- [Exercise description]
Gather up the lines with the word "JSON" in them.

= = = = = = =

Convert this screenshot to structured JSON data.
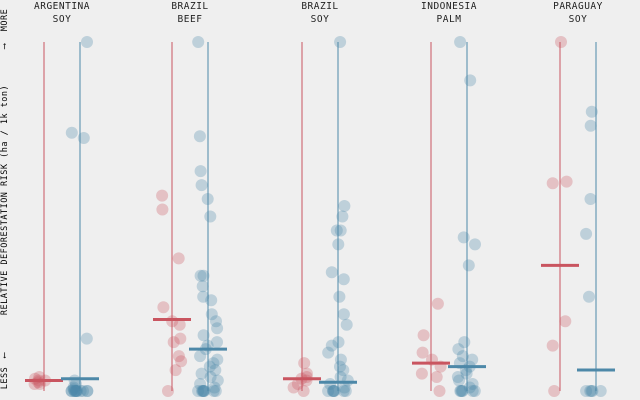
{
  "colors": {
    "red": "#c95560",
    "blue": "#4d88a8",
    "background": "#efefef"
  },
  "chart_data": {
    "type": "scatter",
    "ylabel": "RELATIVE DEFORESTATION RISK (ha / 1k ton)",
    "y_top_label": "MORE",
    "y_bottom_label": "LESS",
    "y_top_arrow": "⟶",
    "y_bottom_arrow": "⟵",
    "grid": false,
    "panels": [
      {
        "line1": "ARGENTINA",
        "line2": "SOY",
        "red": {
          "median": 0.03,
          "points": [
            0.04,
            0.03,
            0.02,
            0.035,
            0.025,
            0.02,
            0.03
          ]
        },
        "blue": {
          "median": 0.035,
          "points": [
            1.0,
            0.74,
            0.725,
            0.15,
            0.03,
            0.02,
            0.01,
            0.005,
            0.0,
            0.0,
            0.0,
            0.0,
            0.0,
            0.0,
            0.0,
            0.0,
            0.0,
            0.0,
            0.0,
            0.0
          ]
        }
      },
      {
        "line1": "BRAZIL",
        "line2": "BEEF",
        "red": {
          "median": 0.205,
          "points": [
            0.52,
            0.56,
            0.38,
            0.24,
            0.2,
            0.19,
            0.15,
            0.14,
            0.1,
            0.085,
            0.06,
            0.0
          ]
        },
        "blue": {
          "median": 0.12,
          "points": [
            1.0,
            0.73,
            0.63,
            0.59,
            0.55,
            0.5,
            0.33,
            0.33,
            0.3,
            0.27,
            0.26,
            0.22,
            0.2,
            0.18,
            0.16,
            0.14,
            0.13,
            0.12,
            0.1,
            0.09,
            0.08,
            0.07,
            0.06,
            0.05,
            0.04,
            0.03,
            0.02,
            0.01,
            0.0,
            0.0,
            0.0,
            0.0,
            0.0,
            0.0,
            0.0,
            0.0
          ]
        }
      },
      {
        "line1": "BRAZIL",
        "line2": "SOY",
        "red": {
          "median": 0.035,
          "points": [
            0.08,
            0.05,
            0.04,
            0.035,
            0.03,
            0.02,
            0.01,
            0.0
          ]
        },
        "blue": {
          "median": 0.025,
          "points": [
            1.0,
            0.53,
            0.5,
            0.46,
            0.46,
            0.42,
            0.34,
            0.32,
            0.27,
            0.22,
            0.19,
            0.14,
            0.13,
            0.11,
            0.09,
            0.07,
            0.06,
            0.04,
            0.03,
            0.02,
            0.01,
            0.0,
            0.0,
            0.0,
            0.0,
            0.0,
            0.0,
            0.0
          ]
        }
      },
      {
        "line1": "INDONESIA",
        "line2": "PALM",
        "red": {
          "median": 0.08,
          "points": [
            0.25,
            0.16,
            0.11,
            0.09,
            0.07,
            0.05,
            0.04,
            0.0
          ]
        },
        "blue": {
          "median": 0.07,
          "points": [
            1.0,
            0.89,
            0.44,
            0.42,
            0.36,
            0.14,
            0.12,
            0.1,
            0.09,
            0.08,
            0.07,
            0.06,
            0.05,
            0.04,
            0.03,
            0.02,
            0.01,
            0.0,
            0.0,
            0.0,
            0.0,
            0.0,
            0.0
          ]
        }
      },
      {
        "line1": "PARAGUAY",
        "line2": "SOY",
        "red": {
          "median": 0.36,
          "points": [
            1.0,
            0.6,
            0.595,
            0.2,
            0.13,
            0.0
          ]
        },
        "blue": {
          "median": 0.06,
          "points": [
            0.8,
            0.76,
            0.55,
            0.45,
            0.27,
            0.0,
            0.0,
            0.0,
            0.0,
            0.0
          ]
        }
      }
    ]
  }
}
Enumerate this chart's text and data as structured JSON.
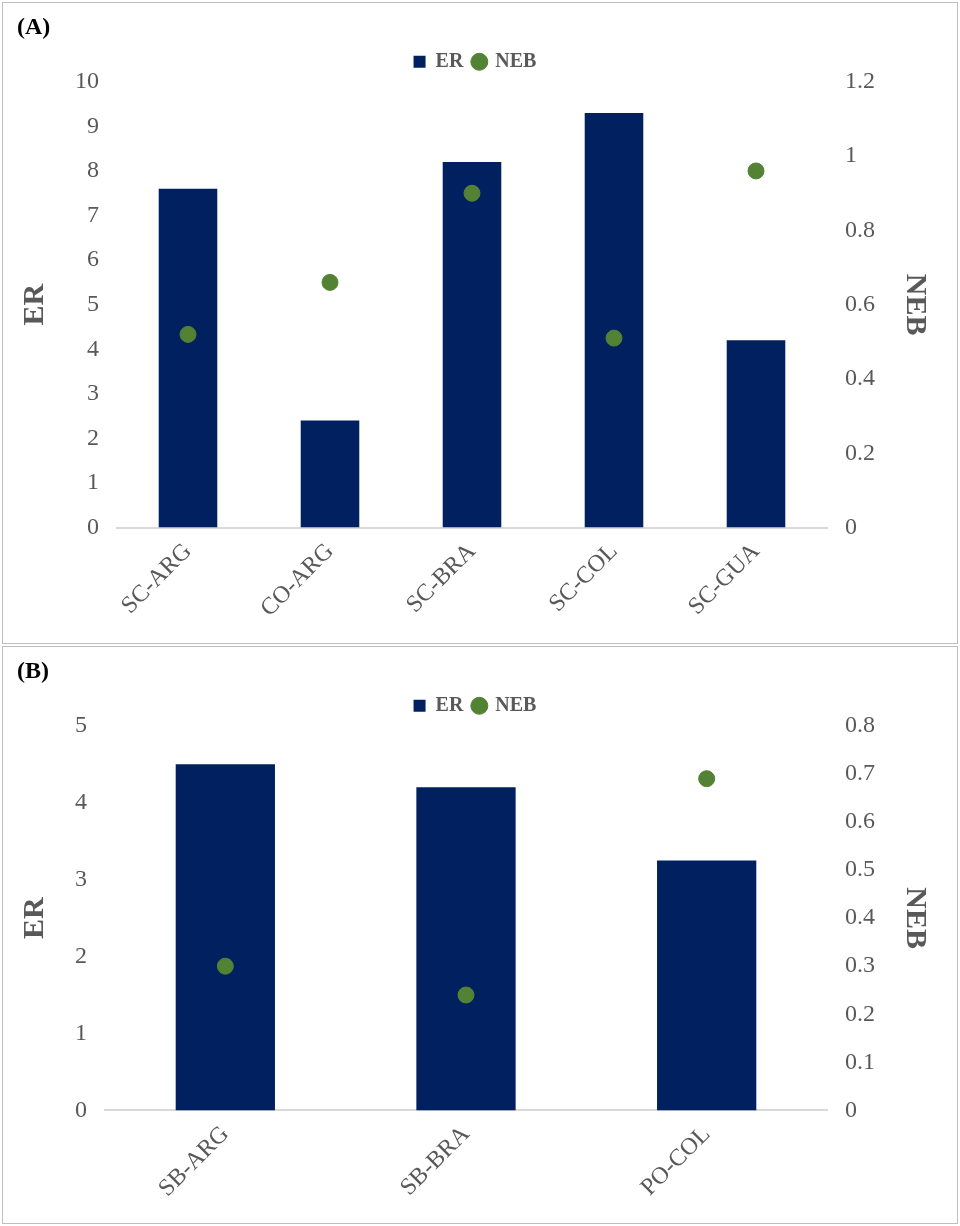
{
  "chart_data": [
    {
      "type": "bar",
      "title": "(A)",
      "categories": [
        "SC-ARG",
        "CO-ARG",
        "SC-BRA",
        "SC-COL",
        "SC-GUA"
      ],
      "ylabel": "ER",
      "y2label": "NEB",
      "legend": "top",
      "ylim": [
        0,
        10
      ],
      "yticks": [
        0,
        1,
        2,
        3,
        4,
        5,
        6,
        7,
        8,
        9,
        10
      ],
      "y2lim": [
        0,
        1.2
      ],
      "y2ticks": [
        0,
        0.2,
        0.4,
        0.6,
        0.8,
        1,
        1.2
      ],
      "series": [
        {
          "name": "ER",
          "color": "#002060",
          "values": [
            7.6,
            2.4,
            8.2,
            9.3,
            4.2
          ]
        },
        {
          "name": "NEB",
          "type": "scatter",
          "axis": "y2",
          "marker": "circle",
          "color": "#548235",
          "values": [
            0.52,
            0.66,
            0.9,
            0.51,
            0.96
          ]
        }
      ]
    },
    {
      "type": "bar",
      "title": "(B)",
      "categories": [
        "SB-ARG",
        "SB-BRA",
        "PO-COL"
      ],
      "ylabel": "ER",
      "y2label": "NEB",
      "legend": "top",
      "ylim": [
        0,
        5
      ],
      "yticks": [
        0,
        1,
        2,
        3,
        4,
        5
      ],
      "y2lim": [
        0,
        0.8
      ],
      "y2ticks": [
        0,
        0.1,
        0.2,
        0.3,
        0.4,
        0.5,
        0.6,
        0.7,
        0.8
      ],
      "series": [
        {
          "name": "ER",
          "color": "#002060",
          "values": [
            4.5,
            4.2,
            3.25
          ]
        },
        {
          "name": "NEB",
          "type": "scatter",
          "axis": "y2",
          "marker": "circle",
          "color": "#548235",
          "values": [
            0.3,
            0.24,
            0.69
          ]
        }
      ]
    }
  ]
}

= = = = = = =

- [Correct result]
Convert this screenshot to structured JSON data.
Enumerate this chart's text and data as structured JSON.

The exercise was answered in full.